Exercise requirements: Give every entry again, word for word and in full.

[Records from a data source]

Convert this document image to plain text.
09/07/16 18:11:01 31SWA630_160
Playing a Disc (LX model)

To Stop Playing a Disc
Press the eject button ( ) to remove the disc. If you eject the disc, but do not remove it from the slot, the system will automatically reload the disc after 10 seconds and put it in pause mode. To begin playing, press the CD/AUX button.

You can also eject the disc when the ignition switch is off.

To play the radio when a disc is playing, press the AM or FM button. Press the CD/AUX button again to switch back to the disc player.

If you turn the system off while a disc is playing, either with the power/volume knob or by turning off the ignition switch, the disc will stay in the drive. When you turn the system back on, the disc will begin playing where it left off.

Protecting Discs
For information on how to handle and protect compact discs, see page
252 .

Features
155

Output for this exercise:
Convert this document image to plain text.
09/07/16 18:11:01 31SWA630_160
Playing a Disc (LX model)

To Stop Playing a Disc
Press the eject button ( ) to remove the disc. If you eject the disc, but do not remove it from the slot, the system will automatically reload the disc after 10 seconds and put it in pause mode. To begin playing, press the CD/AUX button.

You can also eject the disc when the ignition switch is off.

To play the radio when a disc is playing, press the AM or FM button. Press the CD/AUX button again to switch back to the disc player.

If you turn the system off while a disc is playing, either with the power/volume knob or by turning off the ignition switch, the disc will stay in the drive. When you turn the system back on, the disc will begin playing where it left off.

Protecting Discs
For information on how to handle and protect compact discs, see page
252 .

Features
155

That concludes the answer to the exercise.